| What the task asks |
Would you please give the entries again word for word, with no images in your copy?

(Extracted records)
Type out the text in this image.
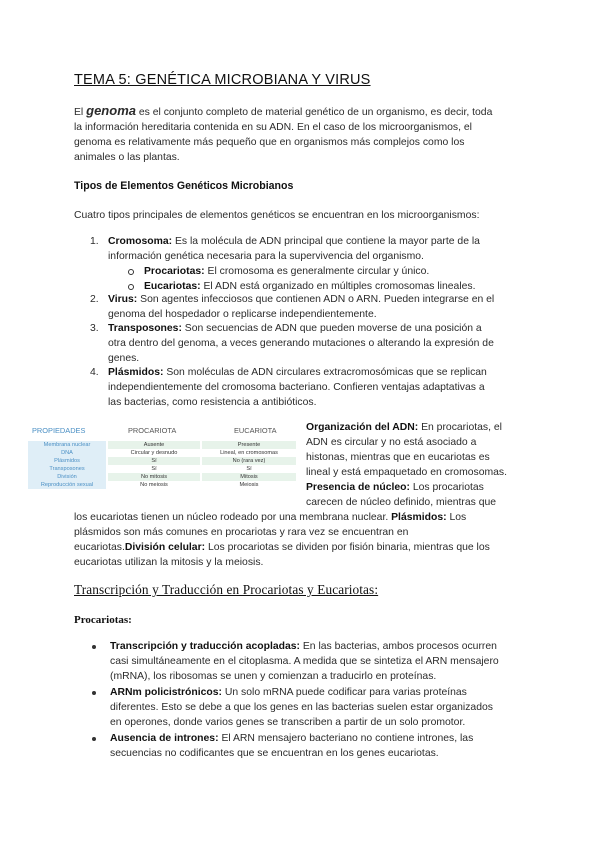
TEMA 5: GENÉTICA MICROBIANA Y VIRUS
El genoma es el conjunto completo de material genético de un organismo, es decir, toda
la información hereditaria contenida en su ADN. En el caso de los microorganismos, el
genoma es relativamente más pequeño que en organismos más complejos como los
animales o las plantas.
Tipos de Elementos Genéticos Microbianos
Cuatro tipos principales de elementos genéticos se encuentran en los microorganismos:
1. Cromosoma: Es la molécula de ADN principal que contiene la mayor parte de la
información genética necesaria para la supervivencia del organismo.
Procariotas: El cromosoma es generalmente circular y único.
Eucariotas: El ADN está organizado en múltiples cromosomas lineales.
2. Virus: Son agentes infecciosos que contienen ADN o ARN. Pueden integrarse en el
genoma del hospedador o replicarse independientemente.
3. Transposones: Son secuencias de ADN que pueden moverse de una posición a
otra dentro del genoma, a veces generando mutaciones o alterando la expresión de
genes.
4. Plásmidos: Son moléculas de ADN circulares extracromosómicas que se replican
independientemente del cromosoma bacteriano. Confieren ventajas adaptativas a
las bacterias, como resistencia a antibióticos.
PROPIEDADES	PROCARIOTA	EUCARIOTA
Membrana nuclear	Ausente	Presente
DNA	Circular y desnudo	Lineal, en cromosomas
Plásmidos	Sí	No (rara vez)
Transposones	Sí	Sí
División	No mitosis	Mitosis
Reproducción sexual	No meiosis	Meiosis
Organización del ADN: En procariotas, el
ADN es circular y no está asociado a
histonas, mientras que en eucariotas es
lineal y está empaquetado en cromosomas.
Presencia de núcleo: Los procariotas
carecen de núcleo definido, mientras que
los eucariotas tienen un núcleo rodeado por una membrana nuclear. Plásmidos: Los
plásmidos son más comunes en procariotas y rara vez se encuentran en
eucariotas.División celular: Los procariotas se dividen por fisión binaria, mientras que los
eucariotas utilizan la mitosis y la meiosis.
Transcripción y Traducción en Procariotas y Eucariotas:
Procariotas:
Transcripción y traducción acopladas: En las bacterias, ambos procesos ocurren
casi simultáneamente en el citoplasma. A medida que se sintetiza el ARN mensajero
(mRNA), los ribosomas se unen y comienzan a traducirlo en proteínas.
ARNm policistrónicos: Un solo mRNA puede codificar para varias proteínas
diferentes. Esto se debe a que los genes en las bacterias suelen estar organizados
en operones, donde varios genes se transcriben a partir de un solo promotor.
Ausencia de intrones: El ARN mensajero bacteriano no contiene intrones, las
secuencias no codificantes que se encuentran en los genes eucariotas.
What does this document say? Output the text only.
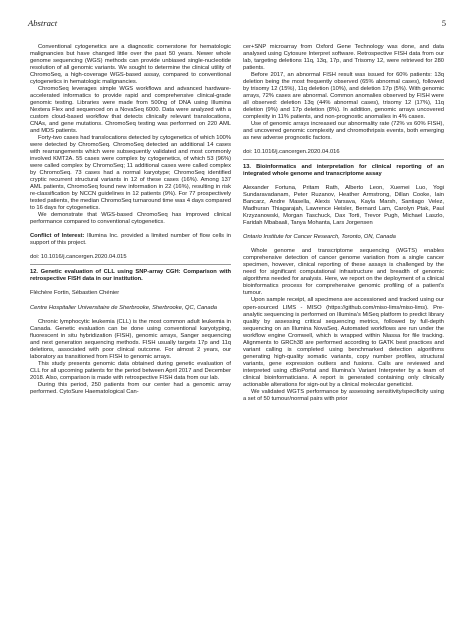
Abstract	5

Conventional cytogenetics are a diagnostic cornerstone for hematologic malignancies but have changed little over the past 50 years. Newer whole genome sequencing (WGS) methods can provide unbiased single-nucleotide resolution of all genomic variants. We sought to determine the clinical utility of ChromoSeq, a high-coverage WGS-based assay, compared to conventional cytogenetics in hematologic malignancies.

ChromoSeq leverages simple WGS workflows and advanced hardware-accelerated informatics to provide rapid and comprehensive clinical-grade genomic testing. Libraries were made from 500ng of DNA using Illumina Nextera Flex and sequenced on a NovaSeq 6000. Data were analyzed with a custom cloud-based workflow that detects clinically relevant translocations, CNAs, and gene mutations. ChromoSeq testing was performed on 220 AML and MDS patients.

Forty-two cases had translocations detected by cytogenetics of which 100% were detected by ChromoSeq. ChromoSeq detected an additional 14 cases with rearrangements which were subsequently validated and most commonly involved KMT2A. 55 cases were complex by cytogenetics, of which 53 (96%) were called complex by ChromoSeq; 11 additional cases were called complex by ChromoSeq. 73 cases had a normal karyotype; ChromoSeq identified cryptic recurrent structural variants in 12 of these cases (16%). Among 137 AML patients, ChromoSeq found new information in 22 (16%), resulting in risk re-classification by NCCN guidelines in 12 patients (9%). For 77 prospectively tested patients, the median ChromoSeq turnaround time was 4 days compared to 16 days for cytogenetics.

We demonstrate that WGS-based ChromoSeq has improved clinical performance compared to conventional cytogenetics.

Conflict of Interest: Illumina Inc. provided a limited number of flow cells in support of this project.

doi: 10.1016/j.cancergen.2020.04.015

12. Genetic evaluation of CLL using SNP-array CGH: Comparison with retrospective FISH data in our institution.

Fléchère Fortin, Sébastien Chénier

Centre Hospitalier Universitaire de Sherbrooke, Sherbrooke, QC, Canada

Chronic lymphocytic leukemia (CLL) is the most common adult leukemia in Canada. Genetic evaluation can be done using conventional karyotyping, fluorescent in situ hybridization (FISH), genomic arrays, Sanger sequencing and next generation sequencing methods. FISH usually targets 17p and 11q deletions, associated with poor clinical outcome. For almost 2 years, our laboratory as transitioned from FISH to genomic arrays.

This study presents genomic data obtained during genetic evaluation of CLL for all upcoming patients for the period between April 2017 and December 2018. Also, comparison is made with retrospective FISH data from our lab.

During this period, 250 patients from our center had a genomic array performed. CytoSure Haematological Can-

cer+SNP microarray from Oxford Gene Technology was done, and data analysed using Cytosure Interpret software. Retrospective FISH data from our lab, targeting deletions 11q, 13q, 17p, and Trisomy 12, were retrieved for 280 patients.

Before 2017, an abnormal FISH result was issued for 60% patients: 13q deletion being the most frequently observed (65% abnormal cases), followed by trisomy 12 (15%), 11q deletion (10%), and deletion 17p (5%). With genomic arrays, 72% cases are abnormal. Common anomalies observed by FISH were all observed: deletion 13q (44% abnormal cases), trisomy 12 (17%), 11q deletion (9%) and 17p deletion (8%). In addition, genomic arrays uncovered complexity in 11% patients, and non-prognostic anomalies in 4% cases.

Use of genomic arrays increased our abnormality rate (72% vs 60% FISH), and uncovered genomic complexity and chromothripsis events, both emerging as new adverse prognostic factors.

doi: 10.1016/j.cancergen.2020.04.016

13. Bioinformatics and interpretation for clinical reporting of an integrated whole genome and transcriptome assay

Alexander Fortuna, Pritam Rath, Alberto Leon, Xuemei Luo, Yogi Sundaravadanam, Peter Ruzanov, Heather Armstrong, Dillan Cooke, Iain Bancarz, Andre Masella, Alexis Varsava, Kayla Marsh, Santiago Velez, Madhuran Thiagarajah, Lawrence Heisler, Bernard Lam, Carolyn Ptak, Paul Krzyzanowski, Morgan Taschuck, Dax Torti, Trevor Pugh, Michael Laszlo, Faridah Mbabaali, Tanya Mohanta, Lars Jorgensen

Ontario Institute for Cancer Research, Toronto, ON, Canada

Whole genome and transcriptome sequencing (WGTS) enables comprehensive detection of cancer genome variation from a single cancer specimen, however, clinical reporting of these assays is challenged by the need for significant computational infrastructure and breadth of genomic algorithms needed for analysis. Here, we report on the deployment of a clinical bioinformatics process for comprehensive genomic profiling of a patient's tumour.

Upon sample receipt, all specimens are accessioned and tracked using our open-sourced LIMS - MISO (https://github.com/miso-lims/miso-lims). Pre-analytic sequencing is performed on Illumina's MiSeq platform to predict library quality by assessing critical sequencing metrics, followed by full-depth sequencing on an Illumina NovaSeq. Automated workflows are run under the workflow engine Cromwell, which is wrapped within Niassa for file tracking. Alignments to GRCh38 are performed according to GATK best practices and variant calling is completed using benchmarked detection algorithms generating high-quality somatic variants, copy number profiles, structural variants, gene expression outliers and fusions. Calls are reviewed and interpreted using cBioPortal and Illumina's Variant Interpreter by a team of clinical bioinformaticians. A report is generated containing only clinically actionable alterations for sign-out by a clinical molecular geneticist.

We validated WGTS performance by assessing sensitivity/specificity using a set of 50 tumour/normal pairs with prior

| Answer to the problem |
Type out the text in this image.
TEMA 5: GENÉTICA MICROBIANA Y VIRUS
El genoma es el conjunto completo de material genético de un organismo, es decir, toda
la información hereditaria contenida en su ADN. En el caso de los microorganismos, el
genoma es relativamente más pequeño que en organismos más complejos como los
animales o las plantas.
Tipos de Elementos Genéticos Microbianos
Cuatro tipos principales de elementos genéticos se encuentran en los microorganismos:
1. Cromosoma: Es la molécula de ADN principal que contiene la mayor parte de la
información genética necesaria para la supervivencia del organismo.
Procariotas: El cromosoma es generalmente circular y único.
Eucariotas: El ADN está organizado en múltiples cromosomas lineales.
2. Virus: Son agentes infecciosos que contienen ADN o ARN. Pueden integrarse en el
genoma del hospedador o replicarse independientemente.
3. Transposones: Son secuencias de ADN que pueden moverse de una posición a
otra dentro del genoma, a veces generando mutaciones o alterando la expresión de
genes.
4. Plásmidos: Son moléculas de ADN circulares extracromosómicas que se replican
independientemente del cromosoma bacteriano. Confieren ventajas adaptativas a
las bacterias, como resistencia a antibióticos.
PROPIEDADES	PROCARIOTA	EUCARIOTA
Membrana nuclear	Ausente	Presente
DNA	Circular y desnudo	Lineal, en cromosomas
Plásmidos	Sí	No (rara vez)
Transposones	Sí	Sí
División	No mitosis	Mitosis
Reproducción sexual	No meiosis	Meiosis
Organización del ADN: En procariotas, el
ADN es circular y no está asociado a
histonas, mientras que en eucariotas es
lineal y está empaquetado en cromosomas.
Presencia de núcleo: Los procariotas
carecen de núcleo definido, mientras que
los eucariotas tienen un núcleo rodeado por una membrana nuclear. Plásmidos: Los
plásmidos son más comunes en procariotas y rara vez se encuentran en
eucariotas.División celular: Los procariotas se dividen por fisión binaria, mientras que los
eucariotas utilizan la mitosis y la meiosis.
Transcripción y Traducción en Procariotas y Eucariotas:
Procariotas:
Transcripción y traducción acopladas: En las bacterias, ambos procesos ocurren
casi simultáneamente en el citoplasma. A medida que se sintetiza el ARN mensajero
(mRNA), los ribosomas se unen y comienzan a traducirlo en proteínas.
ARNm policistrónicos: Un solo mRNA puede codificar para varias proteínas
diferentes. Esto se debe a que los genes en las bacterias suelen estar organizados
en operones, donde varios genes se transcriben a partir de un solo promotor.
Ausencia de intrones: El ARN mensajero bacteriano no contiene intrones, las
secuencias no codificantes que se encuentran en los genes eucariotas.
What does this document say? Output the text only.
Abstract	5

Conventional cytogenetics are a diagnostic cornerstone for hematologic malignancies but have changed little over the past 50 years. Newer whole genome sequencing (WGS) methods can provide unbiased single-nucleotide resolution of all genomic variants. We sought to determine the clinical utility of ChromoSeq, a high-coverage WGS-based assay, compared to conventional cytogenetics in hematologic malignancies.

ChromoSeq leverages simple WGS workflows and advanced hardware-accelerated informatics to provide rapid and comprehensive clinical-grade genomic testing. Libraries were made from 500ng of DNA using Illumina Nextera Flex and sequenced on a NovaSeq 6000. Data were analyzed with a custom cloud-based workflow that detects clinically relevant translocations, CNAs, and gene mutations. ChromoSeq testing was performed on 220 AML and MDS patients.

Forty-two cases had translocations detected by cytogenetics of which 100% were detected by ChromoSeq. ChromoSeq detected an additional 14 cases with rearrangements which were subsequently validated and most commonly involved KMT2A. 55 cases were complex by cytogenetics, of which 53 (96%) were called complex by ChromoSeq; 11 additional cases were called complex by ChromoSeq. 73 cases had a normal karyotype; ChromoSeq identified cryptic recurrent structural variants in 12 of these cases (16%). Among 137 AML patients, ChromoSeq found new information in 22 (16%), resulting in risk re-classification by NCCN guidelines in 12 patients (9%). For 77 prospectively tested patients, the median ChromoSeq turnaround time was 4 days compared to 16 days for cytogenetics.

We demonstrate that WGS-based ChromoSeq has improved clinical performance compared to conventional cytogenetics.

Conflict of Interest: Illumina Inc. provided a limited number of flow cells in support of this project.

doi: 10.1016/j.cancergen.2020.04.015

12. Genetic evaluation of CLL using SNP-array CGH: Comparison with retrospective FISH data in our institution.

Fléchère Fortin, Sébastien Chénier

Centre Hospitalier Universitaire de Sherbrooke, Sherbrooke, QC, Canada

Chronic lymphocytic leukemia (CLL) is the most common adult leukemia in Canada. Genetic evaluation can be done using conventional karyotyping, fluorescent in situ hybridization (FISH), genomic arrays, Sanger sequencing and next generation sequencing methods. FISH usually targets 17p and 11q deletions, associated with poor clinical outcome. For almost 2 years, our laboratory as transitioned from FISH to genomic arrays.

This study presents genomic data obtained during genetic evaluation of CLL for all upcoming patients for the period between April 2017 and December 2018. Also, comparison is made with retrospective FISH data from our lab.

During this period, 250 patients from our center had a genomic array performed. CytoSure Haematological Can-

cer+SNP microarray from Oxford Gene Technology was done, and data analysed using Cytosure Interpret software. Retrospective FISH data from our lab, targeting deletions 11q, 13q, 17p, and Trisomy 12, were retrieved for 280 patients.

Before 2017, an abnormal FISH result was issued for 60% patients: 13q deletion being the most frequently observed (65% abnormal cases), followed by trisomy 12 (15%), 11q deletion (10%), and deletion 17p (5%). With genomic arrays, 72% cases are abnormal. Common anomalies observed by FISH were all observed: deletion 13q (44% abnormal cases), trisomy 12 (17%), 11q deletion (9%) and 17p deletion (8%). In addition, genomic arrays uncovered complexity in 11% patients, and non-prognostic anomalies in 4% cases.

Use of genomic arrays increased our abnormality rate (72% vs 60% FISH), and uncovered genomic complexity and chromothripsis events, both emerging as new adverse prognostic factors.

doi: 10.1016/j.cancergen.2020.04.016

13. Bioinformatics and interpretation for clinical reporting of an integrated whole genome and transcriptome assay

Alexander Fortuna, Pritam Rath, Alberto Leon, Xuemei Luo, Yogi Sundaravadanam, Peter Ruzanov, Heather Armstrong, Dillan Cooke, Iain Bancarz, Andre Masella, Alexis Varsava, Kayla Marsh, Santiago Velez, Madhuran Thiagarajah, Lawrence Heisler, Bernard Lam, Carolyn Ptak, Paul Krzyzanowski, Morgan Taschuck, Dax Torti, Trevor Pugh, Michael Laszlo, Faridah Mbabaali, Tanya Mohanta, Lars Jorgensen

Ontario Institute for Cancer Research, Toronto, ON, Canada

Whole genome and transcriptome sequencing (WGTS) enables comprehensive detection of cancer genome variation from a single cancer specimen, however, clinical reporting of these assays is challenged by the need for significant computational infrastructure and breadth of genomic algorithms needed for analysis. Here, we report on the deployment of a clinical bioinformatics process for comprehensive genomic profiling of a patient's tumour.

Upon sample receipt, all specimens are accessioned and tracked using our open-sourced LIMS - MISO (https://github.com/miso-lims/miso-lims). Pre-analytic sequencing is performed on Illumina's MiSeq platform to predict library quality by assessing critical sequencing metrics, followed by full-depth sequencing on an Illumina NovaSeq. Automated workflows are run under the workflow engine Cromwell, which is wrapped within Niassa for file tracking. Alignments to GRCh38 are performed according to GATK best practices and variant calling is completed using benchmarked detection algorithms generating high-quality somatic variants, copy number profiles, structural variants, gene expression outliers and fusions. Calls are reviewed and interpreted using cBioPortal and Illumina's Variant Interpreter by a team of clinical bioinformaticians. A report is generated containing only clinically actionable alterations for sign-out by a clinical molecular geneticist.

We validated WGTS performance by assessing sensitivity/specificity using a set of 50 tumour/normal pairs with prior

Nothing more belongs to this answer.